Extract the lines that hold the string "height".

Dataset items
## BEGIN
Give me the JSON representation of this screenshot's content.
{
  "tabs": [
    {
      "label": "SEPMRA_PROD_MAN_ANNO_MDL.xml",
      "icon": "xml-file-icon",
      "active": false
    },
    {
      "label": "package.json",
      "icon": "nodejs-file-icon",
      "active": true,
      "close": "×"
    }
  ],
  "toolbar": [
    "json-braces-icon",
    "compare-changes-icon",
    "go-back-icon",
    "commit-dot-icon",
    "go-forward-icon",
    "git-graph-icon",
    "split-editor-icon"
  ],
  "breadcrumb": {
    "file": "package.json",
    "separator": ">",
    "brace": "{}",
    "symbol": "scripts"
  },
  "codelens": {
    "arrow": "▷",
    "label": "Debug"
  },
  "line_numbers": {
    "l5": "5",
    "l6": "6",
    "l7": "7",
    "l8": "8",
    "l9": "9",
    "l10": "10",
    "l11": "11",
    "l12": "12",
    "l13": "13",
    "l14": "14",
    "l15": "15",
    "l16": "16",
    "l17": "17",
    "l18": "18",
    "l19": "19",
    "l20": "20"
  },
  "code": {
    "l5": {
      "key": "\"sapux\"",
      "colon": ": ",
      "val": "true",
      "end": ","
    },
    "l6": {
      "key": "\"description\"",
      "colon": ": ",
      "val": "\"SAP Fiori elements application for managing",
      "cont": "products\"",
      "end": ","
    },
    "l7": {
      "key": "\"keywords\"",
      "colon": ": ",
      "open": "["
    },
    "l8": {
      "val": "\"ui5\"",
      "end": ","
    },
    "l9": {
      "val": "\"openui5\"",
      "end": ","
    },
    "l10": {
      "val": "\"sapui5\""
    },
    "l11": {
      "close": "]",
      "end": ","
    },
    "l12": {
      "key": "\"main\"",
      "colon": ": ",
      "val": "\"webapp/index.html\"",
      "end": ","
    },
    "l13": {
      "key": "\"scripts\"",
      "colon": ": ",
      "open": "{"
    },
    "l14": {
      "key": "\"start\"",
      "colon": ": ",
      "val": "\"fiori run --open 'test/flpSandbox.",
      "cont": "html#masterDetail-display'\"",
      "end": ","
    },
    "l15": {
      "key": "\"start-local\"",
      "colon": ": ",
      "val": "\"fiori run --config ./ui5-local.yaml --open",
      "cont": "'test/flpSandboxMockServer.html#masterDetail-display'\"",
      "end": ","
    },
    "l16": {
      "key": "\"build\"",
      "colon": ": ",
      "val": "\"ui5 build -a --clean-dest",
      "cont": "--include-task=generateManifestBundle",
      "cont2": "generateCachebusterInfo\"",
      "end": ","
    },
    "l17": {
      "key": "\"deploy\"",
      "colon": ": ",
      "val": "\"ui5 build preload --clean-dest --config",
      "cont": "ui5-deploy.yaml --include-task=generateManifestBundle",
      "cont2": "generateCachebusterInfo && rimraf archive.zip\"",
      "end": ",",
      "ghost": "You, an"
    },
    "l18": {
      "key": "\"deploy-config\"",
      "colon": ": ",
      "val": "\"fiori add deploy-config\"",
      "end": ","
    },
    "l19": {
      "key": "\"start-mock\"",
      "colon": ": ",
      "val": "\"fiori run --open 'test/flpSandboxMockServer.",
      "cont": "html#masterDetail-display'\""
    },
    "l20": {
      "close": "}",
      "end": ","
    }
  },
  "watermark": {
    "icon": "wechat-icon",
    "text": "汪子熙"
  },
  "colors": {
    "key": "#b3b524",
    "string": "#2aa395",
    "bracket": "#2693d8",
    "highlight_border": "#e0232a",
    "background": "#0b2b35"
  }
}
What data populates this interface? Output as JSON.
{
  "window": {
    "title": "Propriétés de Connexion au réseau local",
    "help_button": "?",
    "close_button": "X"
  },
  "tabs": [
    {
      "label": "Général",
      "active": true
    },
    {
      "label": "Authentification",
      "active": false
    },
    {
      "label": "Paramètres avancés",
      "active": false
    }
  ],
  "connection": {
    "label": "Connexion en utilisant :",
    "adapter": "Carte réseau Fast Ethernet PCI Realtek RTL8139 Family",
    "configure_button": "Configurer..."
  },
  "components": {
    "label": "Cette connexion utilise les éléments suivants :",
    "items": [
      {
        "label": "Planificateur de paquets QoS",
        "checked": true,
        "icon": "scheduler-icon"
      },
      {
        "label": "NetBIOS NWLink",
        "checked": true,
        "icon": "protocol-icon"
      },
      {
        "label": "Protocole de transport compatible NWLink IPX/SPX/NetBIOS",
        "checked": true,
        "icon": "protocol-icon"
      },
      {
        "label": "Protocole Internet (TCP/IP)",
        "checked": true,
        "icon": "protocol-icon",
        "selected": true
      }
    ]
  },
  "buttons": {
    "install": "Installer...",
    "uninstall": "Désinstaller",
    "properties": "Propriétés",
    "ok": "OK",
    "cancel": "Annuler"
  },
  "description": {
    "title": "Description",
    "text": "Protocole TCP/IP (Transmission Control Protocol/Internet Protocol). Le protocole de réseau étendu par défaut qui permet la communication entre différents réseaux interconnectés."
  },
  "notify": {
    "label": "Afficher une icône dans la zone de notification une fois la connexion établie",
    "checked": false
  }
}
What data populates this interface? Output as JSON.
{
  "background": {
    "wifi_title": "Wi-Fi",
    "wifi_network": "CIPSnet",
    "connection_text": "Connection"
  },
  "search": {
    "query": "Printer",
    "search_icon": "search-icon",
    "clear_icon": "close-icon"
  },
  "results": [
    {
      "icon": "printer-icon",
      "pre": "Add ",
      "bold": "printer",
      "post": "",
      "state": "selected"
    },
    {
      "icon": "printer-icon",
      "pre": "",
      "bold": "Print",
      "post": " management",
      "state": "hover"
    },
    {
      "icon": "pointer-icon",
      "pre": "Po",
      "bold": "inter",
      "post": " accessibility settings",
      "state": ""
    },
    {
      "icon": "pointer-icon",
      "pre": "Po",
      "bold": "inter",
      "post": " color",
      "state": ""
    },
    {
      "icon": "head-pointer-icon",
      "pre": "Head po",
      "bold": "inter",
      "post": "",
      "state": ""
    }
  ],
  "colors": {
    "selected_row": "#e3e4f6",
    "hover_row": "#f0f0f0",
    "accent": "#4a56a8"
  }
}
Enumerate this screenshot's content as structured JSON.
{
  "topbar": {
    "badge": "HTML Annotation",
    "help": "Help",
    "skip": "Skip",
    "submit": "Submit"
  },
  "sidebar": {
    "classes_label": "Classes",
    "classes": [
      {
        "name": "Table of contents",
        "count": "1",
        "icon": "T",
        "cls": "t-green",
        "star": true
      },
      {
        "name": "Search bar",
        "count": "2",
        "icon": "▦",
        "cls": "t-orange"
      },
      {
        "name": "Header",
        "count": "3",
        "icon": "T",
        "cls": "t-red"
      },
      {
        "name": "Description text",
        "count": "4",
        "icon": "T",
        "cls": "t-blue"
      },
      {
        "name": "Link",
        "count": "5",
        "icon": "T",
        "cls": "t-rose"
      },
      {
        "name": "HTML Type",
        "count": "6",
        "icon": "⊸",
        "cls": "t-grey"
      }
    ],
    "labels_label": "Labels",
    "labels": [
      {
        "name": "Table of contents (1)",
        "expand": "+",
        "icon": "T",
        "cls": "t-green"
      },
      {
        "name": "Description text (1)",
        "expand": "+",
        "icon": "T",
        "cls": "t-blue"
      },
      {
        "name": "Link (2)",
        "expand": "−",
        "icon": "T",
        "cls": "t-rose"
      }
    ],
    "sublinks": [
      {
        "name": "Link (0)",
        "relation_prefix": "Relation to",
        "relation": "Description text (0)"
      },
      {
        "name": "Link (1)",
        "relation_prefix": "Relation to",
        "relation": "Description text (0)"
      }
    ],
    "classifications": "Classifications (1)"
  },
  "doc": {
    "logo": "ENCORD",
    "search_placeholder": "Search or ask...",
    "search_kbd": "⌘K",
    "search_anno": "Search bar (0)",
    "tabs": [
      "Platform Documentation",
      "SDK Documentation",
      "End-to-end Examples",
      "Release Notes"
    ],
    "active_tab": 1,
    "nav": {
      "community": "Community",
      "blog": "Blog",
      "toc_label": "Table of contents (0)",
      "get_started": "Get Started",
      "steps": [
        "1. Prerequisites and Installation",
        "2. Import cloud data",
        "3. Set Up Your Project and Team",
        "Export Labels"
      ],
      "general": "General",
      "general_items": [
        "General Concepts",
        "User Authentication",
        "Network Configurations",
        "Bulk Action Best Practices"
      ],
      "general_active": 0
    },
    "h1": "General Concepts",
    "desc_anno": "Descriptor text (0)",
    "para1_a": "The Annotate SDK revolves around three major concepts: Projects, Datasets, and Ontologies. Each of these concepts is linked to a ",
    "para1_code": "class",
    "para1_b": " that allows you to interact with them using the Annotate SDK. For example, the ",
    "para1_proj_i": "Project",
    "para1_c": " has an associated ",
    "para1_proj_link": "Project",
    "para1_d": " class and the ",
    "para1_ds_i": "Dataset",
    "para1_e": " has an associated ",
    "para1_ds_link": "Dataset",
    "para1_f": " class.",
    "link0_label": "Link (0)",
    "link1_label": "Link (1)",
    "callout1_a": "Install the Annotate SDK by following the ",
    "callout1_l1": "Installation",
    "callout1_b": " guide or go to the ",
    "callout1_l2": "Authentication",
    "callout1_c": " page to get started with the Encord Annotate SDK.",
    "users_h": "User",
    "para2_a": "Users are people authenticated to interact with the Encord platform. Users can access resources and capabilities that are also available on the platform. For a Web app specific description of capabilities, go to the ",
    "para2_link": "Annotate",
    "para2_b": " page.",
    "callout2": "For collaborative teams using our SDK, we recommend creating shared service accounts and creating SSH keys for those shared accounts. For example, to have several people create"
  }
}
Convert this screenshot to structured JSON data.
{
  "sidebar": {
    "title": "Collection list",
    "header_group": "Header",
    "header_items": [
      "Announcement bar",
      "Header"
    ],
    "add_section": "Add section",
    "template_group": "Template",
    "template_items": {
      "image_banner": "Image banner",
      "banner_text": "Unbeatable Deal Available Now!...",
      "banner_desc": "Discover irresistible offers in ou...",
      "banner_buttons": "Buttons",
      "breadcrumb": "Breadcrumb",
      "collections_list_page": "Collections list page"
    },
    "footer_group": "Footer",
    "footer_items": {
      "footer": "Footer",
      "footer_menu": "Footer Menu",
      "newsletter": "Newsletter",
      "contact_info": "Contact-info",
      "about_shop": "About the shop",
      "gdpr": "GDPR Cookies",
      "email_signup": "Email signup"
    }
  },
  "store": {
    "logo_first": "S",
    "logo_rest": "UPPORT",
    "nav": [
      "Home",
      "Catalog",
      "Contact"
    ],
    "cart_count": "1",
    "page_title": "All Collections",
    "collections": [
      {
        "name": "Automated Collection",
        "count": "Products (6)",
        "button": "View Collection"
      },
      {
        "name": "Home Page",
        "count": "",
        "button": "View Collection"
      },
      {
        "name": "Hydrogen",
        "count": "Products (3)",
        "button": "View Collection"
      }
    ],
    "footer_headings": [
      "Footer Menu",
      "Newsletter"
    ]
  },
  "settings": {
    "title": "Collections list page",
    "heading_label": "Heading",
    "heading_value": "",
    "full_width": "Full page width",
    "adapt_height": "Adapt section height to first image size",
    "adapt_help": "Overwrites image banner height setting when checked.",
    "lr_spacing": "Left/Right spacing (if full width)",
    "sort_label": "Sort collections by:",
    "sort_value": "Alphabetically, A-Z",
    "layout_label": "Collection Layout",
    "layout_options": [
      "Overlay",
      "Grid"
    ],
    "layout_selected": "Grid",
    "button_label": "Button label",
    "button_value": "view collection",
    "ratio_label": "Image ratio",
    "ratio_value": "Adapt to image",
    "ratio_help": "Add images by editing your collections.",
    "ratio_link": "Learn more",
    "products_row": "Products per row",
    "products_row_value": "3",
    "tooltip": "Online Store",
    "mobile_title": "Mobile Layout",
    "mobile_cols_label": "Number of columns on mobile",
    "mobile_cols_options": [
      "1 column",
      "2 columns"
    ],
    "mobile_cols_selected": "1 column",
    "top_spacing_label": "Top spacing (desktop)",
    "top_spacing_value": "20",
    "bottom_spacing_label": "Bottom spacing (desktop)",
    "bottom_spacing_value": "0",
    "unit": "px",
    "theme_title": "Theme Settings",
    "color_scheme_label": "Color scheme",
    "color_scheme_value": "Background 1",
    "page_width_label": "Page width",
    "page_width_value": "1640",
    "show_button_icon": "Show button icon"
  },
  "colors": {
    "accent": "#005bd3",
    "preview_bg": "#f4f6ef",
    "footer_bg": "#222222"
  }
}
## END
[Answer to the exercise]
    "adapt_height": "Adapt section height to first image size",
    "adapt_help": "Overwrites image banner height setting when checked.",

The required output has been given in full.